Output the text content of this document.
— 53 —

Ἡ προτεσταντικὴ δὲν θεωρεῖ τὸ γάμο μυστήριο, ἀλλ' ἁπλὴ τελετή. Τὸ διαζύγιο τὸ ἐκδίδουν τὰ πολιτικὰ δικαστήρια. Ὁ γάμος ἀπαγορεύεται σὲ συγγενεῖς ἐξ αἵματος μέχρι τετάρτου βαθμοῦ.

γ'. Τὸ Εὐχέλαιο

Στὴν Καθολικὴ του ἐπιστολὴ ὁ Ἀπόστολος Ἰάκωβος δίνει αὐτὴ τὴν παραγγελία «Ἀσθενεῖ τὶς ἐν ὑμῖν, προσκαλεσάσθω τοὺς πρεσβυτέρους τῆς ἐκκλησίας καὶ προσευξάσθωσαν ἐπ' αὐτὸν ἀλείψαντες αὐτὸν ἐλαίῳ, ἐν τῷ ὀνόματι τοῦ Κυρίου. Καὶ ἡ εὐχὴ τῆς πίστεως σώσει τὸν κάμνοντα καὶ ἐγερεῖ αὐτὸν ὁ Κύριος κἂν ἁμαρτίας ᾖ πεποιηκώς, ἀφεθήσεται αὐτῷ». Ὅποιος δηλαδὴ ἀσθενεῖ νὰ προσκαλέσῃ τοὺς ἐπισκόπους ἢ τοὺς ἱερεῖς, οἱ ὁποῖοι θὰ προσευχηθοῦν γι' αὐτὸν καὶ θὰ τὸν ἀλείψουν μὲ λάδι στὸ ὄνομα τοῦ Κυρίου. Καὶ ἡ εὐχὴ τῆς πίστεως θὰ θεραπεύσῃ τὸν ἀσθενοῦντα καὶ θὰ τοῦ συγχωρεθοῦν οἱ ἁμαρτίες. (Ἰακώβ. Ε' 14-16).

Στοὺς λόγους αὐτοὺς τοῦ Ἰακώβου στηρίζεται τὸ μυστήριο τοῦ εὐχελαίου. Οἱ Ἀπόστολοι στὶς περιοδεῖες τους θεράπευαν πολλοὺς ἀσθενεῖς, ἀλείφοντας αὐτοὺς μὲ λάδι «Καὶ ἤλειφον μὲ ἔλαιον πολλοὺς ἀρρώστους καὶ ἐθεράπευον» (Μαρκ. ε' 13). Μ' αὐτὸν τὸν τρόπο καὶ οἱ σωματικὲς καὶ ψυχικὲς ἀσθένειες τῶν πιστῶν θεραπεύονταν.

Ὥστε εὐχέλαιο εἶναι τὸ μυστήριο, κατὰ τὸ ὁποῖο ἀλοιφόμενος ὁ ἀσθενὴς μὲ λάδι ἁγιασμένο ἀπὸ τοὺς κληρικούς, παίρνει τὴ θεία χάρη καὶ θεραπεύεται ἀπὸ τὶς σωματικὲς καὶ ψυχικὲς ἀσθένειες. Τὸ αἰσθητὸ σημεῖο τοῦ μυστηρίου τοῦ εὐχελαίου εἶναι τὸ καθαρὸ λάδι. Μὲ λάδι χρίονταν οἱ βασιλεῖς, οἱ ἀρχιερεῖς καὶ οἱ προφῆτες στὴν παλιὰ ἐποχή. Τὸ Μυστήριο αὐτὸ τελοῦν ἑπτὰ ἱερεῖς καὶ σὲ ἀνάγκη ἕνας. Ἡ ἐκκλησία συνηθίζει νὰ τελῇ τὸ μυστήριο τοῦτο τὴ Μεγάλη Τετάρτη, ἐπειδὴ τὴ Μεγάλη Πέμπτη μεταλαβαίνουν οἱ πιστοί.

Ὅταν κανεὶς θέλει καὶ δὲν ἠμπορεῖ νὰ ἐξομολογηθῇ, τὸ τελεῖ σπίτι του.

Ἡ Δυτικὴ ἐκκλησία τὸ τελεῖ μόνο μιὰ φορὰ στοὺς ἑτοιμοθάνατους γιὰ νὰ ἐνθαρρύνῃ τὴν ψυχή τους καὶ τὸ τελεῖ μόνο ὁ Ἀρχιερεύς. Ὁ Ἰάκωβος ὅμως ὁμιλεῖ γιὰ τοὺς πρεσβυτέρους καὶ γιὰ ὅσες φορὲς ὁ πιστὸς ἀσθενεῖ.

WHAT IS REQUIRED.
Return each line of the records above exactly as it reads.

OUTPUT OF THE TASK.
Output the text content of this document.
— 53 —

Ἡ προτεσταντικὴ δὲν θεωρεῖ τὸ γάμο μυστήριο, ἀλλ' ἁπλὴ τελετή. Τὸ διαζύγιο τὸ ἐκδίδουν τὰ πολιτικὰ δικαστήρια. Ὁ γάμος ἀπαγορεύεται σὲ συγγενεῖς ἐξ αἵματος μέχρι τετάρτου βαθμοῦ.

γ'. Τὸ Εὐχέλαιο

Στὴν Καθολικὴ του ἐπιστολὴ ὁ Ἀπόστολος Ἰάκωβος δίνει αὐτὴ τὴν παραγγελία «Ἀσθενεῖ τὶς ἐν ὑμῖν, προσκαλεσάσθω τοὺς πρεσβυτέρους τῆς ἐκκλησίας καὶ προσευξάσθωσαν ἐπ' αὐτὸν ἀλείψαντες αὐτὸν ἐλαίῳ, ἐν τῷ ὀνόματι τοῦ Κυρίου. Καὶ ἡ εὐχὴ τῆς πίστεως σώσει τὸν κάμνοντα καὶ ἐγερεῖ αὐτὸν ὁ Κύριος κἂν ἁμαρτίας ᾖ πεποιηκώς, ἀφεθήσεται αὐτῷ». Ὅποιος δηλαδὴ ἀσθενεῖ νὰ προσκαλέσῃ τοὺς ἐπισκόπους ἢ τοὺς ἱερεῖς, οἱ ὁποῖοι θὰ προσευχηθοῦν γι' αὐτὸν καὶ θὰ τὸν ἀλείψουν μὲ λάδι στὸ ὄνομα τοῦ Κυρίου. Καὶ ἡ εὐχὴ τῆς πίστεως θὰ θεραπεύσῃ τὸν ἀσθενοῦντα καὶ θὰ τοῦ συγχωρεθοῦν οἱ ἁμαρτίες. (Ἰακώβ. Ε' 14-16).

Στοὺς λόγους αὐτοὺς τοῦ Ἰακώβου στηρίζεται τὸ μυστήριο τοῦ εὐχελαίου. Οἱ Ἀπόστολοι στὶς περιοδεῖες τους θεράπευαν πολλοὺς ἀσθενεῖς, ἀλείφοντας αὐτοὺς μὲ λάδι «Καὶ ἤλειφον μὲ ἔλαιον πολλοὺς ἀρρώστους καὶ ἐθεράπευον» (Μαρκ. ε' 13). Μ' αὐτὸν τὸν τρόπο καὶ οἱ σωματικὲς καὶ ψυχικὲς ἀσθένειες τῶν πιστῶν θεραπεύονταν.

Ὥστε εὐχέλαιο εἶναι τὸ μυστήριο, κατὰ τὸ ὁποῖο ἀλοιφόμενος ὁ ἀσθενὴς μὲ λάδι ἁγιασμένο ἀπὸ τοὺς κληρικούς, παίρνει τὴ θεία χάρη καὶ θεραπεύεται ἀπὸ τὶς σωματικὲς καὶ ψυχικὲς ἀσθένειες. Τὸ αἰσθητὸ σημεῖο τοῦ μυστηρίου τοῦ εὐχελαίου εἶναι τὸ καθαρὸ λάδι. Μὲ λάδι χρίονταν οἱ βασιλεῖς, οἱ ἀρχιερεῖς καὶ οἱ προφῆτες στὴν παλιὰ ἐποχή. Τὸ Μυστήριο αὐτὸ τελοῦν ἑπτὰ ἱερεῖς καὶ σὲ ἀνάγκη ἕνας. Ἡ ἐκκλησία συνηθίζει νὰ τελῇ τὸ μυστήριο τοῦτο τὴ Μεγάλη Τετάρτη, ἐπειδὴ τὴ Μεγάλη Πέμπτη μεταλαβαίνουν οἱ πιστοί.

Ὅταν κανεὶς θέλει καὶ δὲν ἠμπορεῖ νὰ ἐξομολογηθῇ, τὸ τελεῖ σπίτι του.

Ἡ Δυτικὴ ἐκκλησία τὸ τελεῖ μόνο μιὰ φορὰ στοὺς ἑτοιμοθάνατους γιὰ νὰ ἐνθαρρύνῃ τὴν ψυχή τους καὶ τὸ τελεῖ μόνο ὁ Ἀρχιερεύς. Ὁ Ἰάκωβος ὅμως ὁμιλεῖ γιὰ τοὺς πρεσβυτέρους καὶ γιὰ ὅσες φορὲς ὁ πιστὸς ἀσθενεῖ.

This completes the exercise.